[Start PASSAGE TO READ]

A decimal is a way of representing a number that is not a whole number, while a fraction represents a part of a whole. Converting a decimal to a fraction involves expressing the decimal number as a ratio of two integers. To do this, we identify the place value of each digit in the decimal number. The place value of each digit determines its contribution to the overall value of the number.
`1`. Identify the Decimal Place Value: Begin by identifying the place value of each digit in the decimal number. The digits to the left of the decimal point represent whole numbers, while those to the right represent fractions of a whole.
`2`. Write the Decimal as a Fraction: Write the digits of the decimal number as the numerator of the fraction. The denominator of the fraction will be based on the place value of the rightmost digit after the decimal point.
`3`. Simplify the Fraction (if necessary): After writing the decimal as a fraction, simplify it by dividing both the numerator and the denominator by their greatest common factor (GCF) to express the fraction in its simplest form.

[End PASSAGE TO READ]

### WORK TO DO
**1.** Repeat the passage on converting decimals to fractions from "A decimal is" up to and including "fractions of a whole.".
**2.** Answer these questions using the passage on converting decimals to fractions:
(a) What do the digits to the left of the decimal point represent?
(b) The denominator of the fraction is based on the place value of which digit?
(c) What are the numerator and denominator divided by to simplify the fraction?
**3.** Summarize the passage on converting decimals to fractions in two sentences.

[Start DATASET]

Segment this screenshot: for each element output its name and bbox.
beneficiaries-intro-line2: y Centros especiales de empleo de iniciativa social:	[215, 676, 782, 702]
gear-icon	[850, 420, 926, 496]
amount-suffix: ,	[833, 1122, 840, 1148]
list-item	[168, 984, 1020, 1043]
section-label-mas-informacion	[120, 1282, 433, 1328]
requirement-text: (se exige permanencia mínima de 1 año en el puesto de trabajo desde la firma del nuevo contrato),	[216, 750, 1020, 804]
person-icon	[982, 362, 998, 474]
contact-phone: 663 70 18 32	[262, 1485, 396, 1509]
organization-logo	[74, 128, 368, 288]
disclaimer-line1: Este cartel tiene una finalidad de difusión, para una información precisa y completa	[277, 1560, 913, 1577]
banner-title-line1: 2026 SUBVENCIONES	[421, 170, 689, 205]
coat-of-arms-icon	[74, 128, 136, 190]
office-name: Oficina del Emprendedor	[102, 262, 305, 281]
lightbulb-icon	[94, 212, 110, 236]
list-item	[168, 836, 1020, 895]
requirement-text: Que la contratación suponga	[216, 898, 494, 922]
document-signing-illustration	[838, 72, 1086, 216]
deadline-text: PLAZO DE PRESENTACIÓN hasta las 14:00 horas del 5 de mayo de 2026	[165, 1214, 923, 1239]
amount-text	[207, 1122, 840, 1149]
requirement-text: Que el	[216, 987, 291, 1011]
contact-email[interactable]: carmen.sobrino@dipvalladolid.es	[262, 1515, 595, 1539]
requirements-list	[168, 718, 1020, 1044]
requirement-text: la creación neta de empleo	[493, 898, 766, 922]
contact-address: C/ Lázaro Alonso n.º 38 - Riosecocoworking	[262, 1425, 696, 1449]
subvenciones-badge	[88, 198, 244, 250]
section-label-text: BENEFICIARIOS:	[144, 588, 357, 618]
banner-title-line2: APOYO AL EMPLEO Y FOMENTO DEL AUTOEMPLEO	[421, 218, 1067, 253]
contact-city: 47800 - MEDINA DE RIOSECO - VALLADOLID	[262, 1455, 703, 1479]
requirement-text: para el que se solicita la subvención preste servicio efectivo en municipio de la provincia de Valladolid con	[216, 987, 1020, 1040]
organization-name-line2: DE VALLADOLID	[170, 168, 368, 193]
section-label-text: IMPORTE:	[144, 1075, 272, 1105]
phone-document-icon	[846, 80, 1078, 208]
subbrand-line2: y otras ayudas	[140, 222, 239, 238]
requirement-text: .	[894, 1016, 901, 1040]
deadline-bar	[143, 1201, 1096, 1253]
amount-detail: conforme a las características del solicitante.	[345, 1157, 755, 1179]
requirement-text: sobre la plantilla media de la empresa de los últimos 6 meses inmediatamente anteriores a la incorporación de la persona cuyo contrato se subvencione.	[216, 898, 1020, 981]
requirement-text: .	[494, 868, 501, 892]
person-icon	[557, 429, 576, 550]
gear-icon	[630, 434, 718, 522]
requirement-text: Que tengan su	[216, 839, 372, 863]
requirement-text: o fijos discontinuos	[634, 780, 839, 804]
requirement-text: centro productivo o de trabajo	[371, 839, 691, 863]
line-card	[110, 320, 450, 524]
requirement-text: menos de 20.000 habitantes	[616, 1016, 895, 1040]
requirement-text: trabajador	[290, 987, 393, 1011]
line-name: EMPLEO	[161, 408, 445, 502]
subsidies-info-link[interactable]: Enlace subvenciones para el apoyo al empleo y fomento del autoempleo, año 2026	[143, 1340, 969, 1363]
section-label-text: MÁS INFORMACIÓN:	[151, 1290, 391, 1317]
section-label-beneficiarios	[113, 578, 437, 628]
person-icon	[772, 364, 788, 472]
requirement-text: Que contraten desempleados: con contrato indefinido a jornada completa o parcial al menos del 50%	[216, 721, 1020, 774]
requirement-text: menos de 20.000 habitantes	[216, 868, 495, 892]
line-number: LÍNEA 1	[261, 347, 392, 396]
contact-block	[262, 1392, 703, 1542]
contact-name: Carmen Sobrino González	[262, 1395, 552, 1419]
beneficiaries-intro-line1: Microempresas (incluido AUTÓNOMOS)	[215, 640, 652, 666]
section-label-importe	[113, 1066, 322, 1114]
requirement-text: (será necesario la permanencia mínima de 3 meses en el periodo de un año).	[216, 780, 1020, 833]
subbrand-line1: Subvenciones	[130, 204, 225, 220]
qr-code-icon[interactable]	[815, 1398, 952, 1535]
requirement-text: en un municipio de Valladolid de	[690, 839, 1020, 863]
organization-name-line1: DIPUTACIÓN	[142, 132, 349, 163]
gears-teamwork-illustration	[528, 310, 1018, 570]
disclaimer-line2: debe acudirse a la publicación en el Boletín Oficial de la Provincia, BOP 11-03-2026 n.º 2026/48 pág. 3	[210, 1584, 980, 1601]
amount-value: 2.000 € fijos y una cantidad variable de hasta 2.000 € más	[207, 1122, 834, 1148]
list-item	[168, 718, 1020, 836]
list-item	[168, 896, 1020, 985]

[End DATASET]

### RESPONSES PER TASK
**1.**
A decimal is a way of representing a number that is not a whole number, while a fraction represents a part of a whole. Converting a decimal to a fraction involves expressing the decimal number as a ratio of two integers. To do this, we identify the place value of each digit in the decimal number. The place value of each digit determines its contribution to the overall value of the number.
`1`. Identify the Decimal Place Value: Begin by identifying the place value of each digit in the decimal number. The digits to the left of the decimal point represent whole numbers, while those to the right represent fractions of a whole.

**2.**
(a) Whole numbers.
(b) The rightmost digit after the decimal point.
(c) Their greatest common factor (GCF).

**3.** Converting a decimal to a fraction means expressing it as a ratio of two integers, starting by identifying the place value of each digit. The digits become the numerator over a denominator set by the place value of the rightmost digit after the decimal point, and the fraction is simplified if necessary by dividing both parts by their greatest common factor.